Written task:
Are you able to retype all the records below exactly?

Lines of data:
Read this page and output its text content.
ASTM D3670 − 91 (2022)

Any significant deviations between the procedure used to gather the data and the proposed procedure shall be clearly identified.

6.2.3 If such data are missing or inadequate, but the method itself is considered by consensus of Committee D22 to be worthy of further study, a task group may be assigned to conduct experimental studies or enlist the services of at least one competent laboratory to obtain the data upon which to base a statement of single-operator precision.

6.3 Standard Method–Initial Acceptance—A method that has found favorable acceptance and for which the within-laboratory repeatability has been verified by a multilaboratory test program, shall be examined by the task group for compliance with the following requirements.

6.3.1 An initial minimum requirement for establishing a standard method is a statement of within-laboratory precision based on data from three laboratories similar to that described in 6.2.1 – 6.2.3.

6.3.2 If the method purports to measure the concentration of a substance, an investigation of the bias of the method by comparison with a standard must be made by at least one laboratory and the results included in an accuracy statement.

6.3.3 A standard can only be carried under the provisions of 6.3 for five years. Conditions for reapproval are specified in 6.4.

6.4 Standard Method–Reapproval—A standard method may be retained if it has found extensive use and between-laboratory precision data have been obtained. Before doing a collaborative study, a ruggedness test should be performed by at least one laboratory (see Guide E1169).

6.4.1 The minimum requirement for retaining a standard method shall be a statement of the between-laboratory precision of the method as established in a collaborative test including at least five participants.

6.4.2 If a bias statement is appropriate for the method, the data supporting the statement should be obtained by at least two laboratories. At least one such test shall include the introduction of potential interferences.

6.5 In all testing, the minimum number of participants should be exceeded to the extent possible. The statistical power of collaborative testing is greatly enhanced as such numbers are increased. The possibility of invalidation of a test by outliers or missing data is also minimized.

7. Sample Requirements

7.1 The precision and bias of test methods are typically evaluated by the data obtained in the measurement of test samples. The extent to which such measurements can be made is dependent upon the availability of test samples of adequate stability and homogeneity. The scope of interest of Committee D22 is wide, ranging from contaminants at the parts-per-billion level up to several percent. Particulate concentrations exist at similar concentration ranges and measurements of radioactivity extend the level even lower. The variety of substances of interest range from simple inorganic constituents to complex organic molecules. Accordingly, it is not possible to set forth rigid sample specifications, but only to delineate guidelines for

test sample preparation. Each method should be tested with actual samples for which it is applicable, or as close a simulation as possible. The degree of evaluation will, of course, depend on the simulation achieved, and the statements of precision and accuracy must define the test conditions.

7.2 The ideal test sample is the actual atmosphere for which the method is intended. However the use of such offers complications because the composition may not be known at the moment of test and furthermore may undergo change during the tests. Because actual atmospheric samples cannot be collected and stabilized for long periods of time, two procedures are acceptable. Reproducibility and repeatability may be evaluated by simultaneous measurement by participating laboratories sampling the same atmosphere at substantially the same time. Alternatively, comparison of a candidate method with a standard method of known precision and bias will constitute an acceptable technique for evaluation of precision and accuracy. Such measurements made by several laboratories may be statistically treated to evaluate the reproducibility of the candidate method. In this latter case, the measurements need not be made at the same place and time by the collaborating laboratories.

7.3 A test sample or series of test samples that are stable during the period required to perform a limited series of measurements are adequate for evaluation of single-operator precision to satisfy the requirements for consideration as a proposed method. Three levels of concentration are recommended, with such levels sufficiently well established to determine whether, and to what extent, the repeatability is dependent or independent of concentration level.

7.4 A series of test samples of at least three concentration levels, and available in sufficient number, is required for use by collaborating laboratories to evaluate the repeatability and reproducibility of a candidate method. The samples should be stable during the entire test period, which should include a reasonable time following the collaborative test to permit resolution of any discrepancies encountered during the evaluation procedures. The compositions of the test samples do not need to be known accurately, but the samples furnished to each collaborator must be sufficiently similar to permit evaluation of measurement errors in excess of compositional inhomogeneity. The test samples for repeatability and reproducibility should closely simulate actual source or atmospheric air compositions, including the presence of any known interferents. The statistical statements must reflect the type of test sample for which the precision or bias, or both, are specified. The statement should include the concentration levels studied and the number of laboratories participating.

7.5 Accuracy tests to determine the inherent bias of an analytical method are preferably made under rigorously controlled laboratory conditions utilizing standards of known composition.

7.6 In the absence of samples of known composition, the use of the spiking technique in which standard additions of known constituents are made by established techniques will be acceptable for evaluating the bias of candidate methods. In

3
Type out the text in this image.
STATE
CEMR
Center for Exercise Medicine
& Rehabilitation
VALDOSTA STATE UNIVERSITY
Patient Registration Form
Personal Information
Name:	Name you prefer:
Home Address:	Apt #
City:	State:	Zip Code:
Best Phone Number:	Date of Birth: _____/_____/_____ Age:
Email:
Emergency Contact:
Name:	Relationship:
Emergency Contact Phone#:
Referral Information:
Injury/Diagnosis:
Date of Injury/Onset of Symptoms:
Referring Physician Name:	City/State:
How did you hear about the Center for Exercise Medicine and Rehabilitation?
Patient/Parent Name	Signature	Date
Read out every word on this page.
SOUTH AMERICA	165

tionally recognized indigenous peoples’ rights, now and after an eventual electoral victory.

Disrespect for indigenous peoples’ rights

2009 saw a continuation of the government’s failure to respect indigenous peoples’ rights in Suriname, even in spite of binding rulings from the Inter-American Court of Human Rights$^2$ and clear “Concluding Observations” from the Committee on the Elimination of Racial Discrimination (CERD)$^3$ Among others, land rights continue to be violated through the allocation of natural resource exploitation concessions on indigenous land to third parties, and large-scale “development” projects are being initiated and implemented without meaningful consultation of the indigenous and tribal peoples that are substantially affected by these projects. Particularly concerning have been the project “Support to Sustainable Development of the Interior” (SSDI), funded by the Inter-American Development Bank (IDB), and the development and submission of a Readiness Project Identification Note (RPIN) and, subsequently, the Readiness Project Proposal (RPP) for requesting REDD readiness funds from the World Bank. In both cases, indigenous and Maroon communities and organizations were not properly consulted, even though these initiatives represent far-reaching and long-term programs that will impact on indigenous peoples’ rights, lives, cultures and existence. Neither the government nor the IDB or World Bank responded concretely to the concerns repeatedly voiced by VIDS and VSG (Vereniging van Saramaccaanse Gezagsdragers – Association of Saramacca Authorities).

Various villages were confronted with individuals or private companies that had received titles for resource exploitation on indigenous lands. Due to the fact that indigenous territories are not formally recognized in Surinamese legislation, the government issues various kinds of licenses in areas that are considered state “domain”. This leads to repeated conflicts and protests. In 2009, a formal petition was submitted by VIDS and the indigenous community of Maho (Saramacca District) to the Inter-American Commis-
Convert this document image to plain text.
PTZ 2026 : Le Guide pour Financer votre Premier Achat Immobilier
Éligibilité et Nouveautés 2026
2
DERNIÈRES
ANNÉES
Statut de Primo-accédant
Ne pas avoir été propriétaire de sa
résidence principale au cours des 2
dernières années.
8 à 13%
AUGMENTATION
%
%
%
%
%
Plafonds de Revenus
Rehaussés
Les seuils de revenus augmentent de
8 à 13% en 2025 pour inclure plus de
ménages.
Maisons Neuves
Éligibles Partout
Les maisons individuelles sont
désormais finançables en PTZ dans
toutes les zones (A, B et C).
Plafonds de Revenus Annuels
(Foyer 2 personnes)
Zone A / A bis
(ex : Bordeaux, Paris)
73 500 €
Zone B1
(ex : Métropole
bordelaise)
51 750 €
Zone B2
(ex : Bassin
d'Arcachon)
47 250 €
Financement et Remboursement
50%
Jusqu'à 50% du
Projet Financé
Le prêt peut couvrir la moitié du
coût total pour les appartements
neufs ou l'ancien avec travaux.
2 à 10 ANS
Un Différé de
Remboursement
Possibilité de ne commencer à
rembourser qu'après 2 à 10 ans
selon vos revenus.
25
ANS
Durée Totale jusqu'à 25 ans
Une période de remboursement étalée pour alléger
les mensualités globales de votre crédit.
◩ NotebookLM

Worked solution:
Read this page and output its text content.
ASTM D3670 − 91 (2022)

Any significant deviations between the procedure used to gather the data and the proposed procedure shall be clearly identified.

6.2.3 If such data are missing or inadequate, but the method itself is considered by consensus of Committee D22 to be worthy of further study, a task group may be assigned to conduct experimental studies or enlist the services of at least one competent laboratory to obtain the data upon which to base a statement of single-operator precision.

6.3 Standard Method–Initial Acceptance—A method that has found favorable acceptance and for which the within-laboratory repeatability has been verified by a multilaboratory test program, shall be examined by the task group for compliance with the following requirements.

6.3.1 An initial minimum requirement for establishing a standard method is a statement of within-laboratory precision based on data from three laboratories similar to that described in 6.2.1 – 6.2.3.

6.3.2 If the method purports to measure the concentration of a substance, an investigation of the bias of the method by comparison with a standard must be made by at least one laboratory and the results included in an accuracy statement.

6.3.3 A standard can only be carried under the provisions of 6.3 for five years. Conditions for reapproval are specified in 6.4.

6.4 Standard Method–Reapproval—A standard method may be retained if it has found extensive use and between-laboratory precision data have been obtained. Before doing a collaborative study, a ruggedness test should be performed by at least one laboratory (see Guide E1169).

6.4.1 The minimum requirement for retaining a standard method shall be a statement of the between-laboratory precision of the method as established in a collaborative test including at least five participants.

6.4.2 If a bias statement is appropriate for the method, the data supporting the statement should be obtained by at least two laboratories. At least one such test shall include the introduction of potential interferences.

6.5 In all testing, the minimum number of participants should be exceeded to the extent possible. The statistical power of collaborative testing is greatly enhanced as such numbers are increased. The possibility of invalidation of a test by outliers or missing data is also minimized.

7. Sample Requirements

7.1 The precision and bias of test methods are typically evaluated by the data obtained in the measurement of test samples. The extent to which such measurements can be made is dependent upon the availability of test samples of adequate stability and homogeneity. The scope of interest of Committee D22 is wide, ranging from contaminants at the parts-per-billion level up to several percent. Particulate concentrations exist at similar concentration ranges and measurements of radioactivity extend the level even lower. The variety of substances of interest range from simple inorganic constituents to complex organic molecules. Accordingly, it is not possible to set forth rigid sample specifications, but only to delineate guidelines for

test sample preparation. Each method should be tested with actual samples for which it is applicable, or as close a simulation as possible. The degree of evaluation will, of course, depend on the simulation achieved, and the statements of precision and accuracy must define the test conditions.

7.2 The ideal test sample is the actual atmosphere for which the method is intended. However the use of such offers complications because the composition may not be known at the moment of test and furthermore may undergo change during the tests. Because actual atmospheric samples cannot be collected and stabilized for long periods of time, two procedures are acceptable. Reproducibility and repeatability may be evaluated by simultaneous measurement by participating laboratories sampling the same atmosphere at substantially the same time. Alternatively, comparison of a candidate method with a standard method of known precision and bias will constitute an acceptable technique for evaluation of precision and accuracy. Such measurements made by several laboratories may be statistically treated to evaluate the reproducibility of the candidate method. In this latter case, the measurements need not be made at the same place and time by the collaborating laboratories.

7.3 A test sample or series of test samples that are stable during the period required to perform a limited series of measurements are adequate for evaluation of single-operator precision to satisfy the requirements for consideration as a proposed method. Three levels of concentration are recommended, with such levels sufficiently well established to determine whether, and to what extent, the repeatability is dependent or independent of concentration level.

7.4 A series of test samples of at least three concentration levels, and available in sufficient number, is required for use by collaborating laboratories to evaluate the repeatability and reproducibility of a candidate method. The samples should be stable during the entire test period, which should include a reasonable time following the collaborative test to permit resolution of any discrepancies encountered during the evaluation procedures. The compositions of the test samples do not need to be known accurately, but the samples furnished to each collaborator must be sufficiently similar to permit evaluation of measurement errors in excess of compositional inhomogeneity. The test samples for repeatability and reproducibility should closely simulate actual source or atmospheric air compositions, including the presence of any known interferents. The statistical statements must reflect the type of test sample for which the precision or bias, or both, are specified. The statement should include the concentration levels studied and the number of laboratories participating.

7.5 Accuracy tests to determine the inherent bias of an analytical method are preferably made under rigorously controlled laboratory conditions utilizing standards of known composition.

7.6 In the absence of samples of known composition, the use of the spiking technique in which standard additions of known constituents are made by established techniques will be acceptable for evaluating the bias of candidate methods. In

3
Type out the text in this image.
STATE
CEMR
Center for Exercise Medicine
& Rehabilitation
VALDOSTA STATE UNIVERSITY
Patient Registration Form
Personal Information
Name:	Name you prefer:
Home Address:	Apt #
City:	State:	Zip Code:
Best Phone Number:	Date of Birth: _____/_____/_____ Age:
Email:
Emergency Contact:
Name:	Relationship:
Emergency Contact Phone#:
Referral Information:
Injury/Diagnosis:
Date of Injury/Onset of Symptoms:
Referring Physician Name:	City/State:
How did you hear about the Center for Exercise Medicine and Rehabilitation?
Patient/Parent Name	Signature	Date
Read out every word on this page.
SOUTH AMERICA	165

tionally recognized indigenous peoples’ rights, now and after an eventual electoral victory.

Disrespect for indigenous peoples’ rights

2009 saw a continuation of the government’s failure to respect indigenous peoples’ rights in Suriname, even in spite of binding rulings from the Inter-American Court of Human Rights$^2$ and clear “Concluding Observations” from the Committee on the Elimination of Racial Discrimination (CERD)$^3$ Among others, land rights continue to be violated through the allocation of natural resource exploitation concessions on indigenous land to third parties, and large-scale “development” projects are being initiated and implemented without meaningful consultation of the indigenous and tribal peoples that are substantially affected by these projects. Particularly concerning have been the project “Support to Sustainable Development of the Interior” (SSDI), funded by the Inter-American Development Bank (IDB), and the development and submission of a Readiness Project Identification Note (RPIN) and, subsequently, the Readiness Project Proposal (RPP) for requesting REDD readiness funds from the World Bank. In both cases, indigenous and Maroon communities and organizations were not properly consulted, even though these initiatives represent far-reaching and long-term programs that will impact on indigenous peoples’ rights, lives, cultures and existence. Neither the government nor the IDB or World Bank responded concretely to the concerns repeatedly voiced by VIDS and VSG (Vereniging van Saramaccaanse Gezagsdragers – Association of Saramacca Authorities).

Various villages were confronted with individuals or private companies that had received titles for resource exploitation on indigenous lands. Due to the fact that indigenous territories are not formally recognized in Surinamese legislation, the government issues various kinds of licenses in areas that are considered state “domain”. This leads to repeated conflicts and protests. In 2009, a formal petition was submitted by VIDS and the indigenous community of Maho (Saramacca District) to the Inter-American Commis-
Convert this document image to plain text.
PTZ 2026 : Le Guide pour Financer votre Premier Achat Immobilier
Éligibilité et Nouveautés 2026
2
DERNIÈRES
ANNÉES
Statut de Primo-accédant
Ne pas avoir été propriétaire de sa
résidence principale au cours des 2
dernières années.
8 à 13%
AUGMENTATION
%
%
%
%
%
Plafonds de Revenus
Rehaussés
Les seuils de revenus augmentent de
8 à 13% en 2025 pour inclure plus de
ménages.
Maisons Neuves
Éligibles Partout
Les maisons individuelles sont
désormais finançables en PTZ dans
toutes les zones (A, B et C).
Plafonds de Revenus Annuels
(Foyer 2 personnes)
Zone A / A bis
(ex : Bordeaux, Paris)
73 500 €
Zone B1
(ex : Métropole
bordelaise)
51 750 €
Zone B2
(ex : Bassin
d'Arcachon)
47 250 €
Financement et Remboursement
50%
Jusqu'à 50% du
Projet Financé
Le prêt peut couvrir la moitié du
coût total pour les appartements
neufs ou l'ancien avec travaux.
2 à 10 ANS
Un Différé de
Remboursement
Possibilité de ne commencer à
rembourser qu'après 2 à 10 ans
selon vos revenus.
25
ANS
Durée Totale jusqu'à 25 ans
Une période de remboursement étalée pour alléger
les mensualités globales de votre crédit.
◩ NotebookLM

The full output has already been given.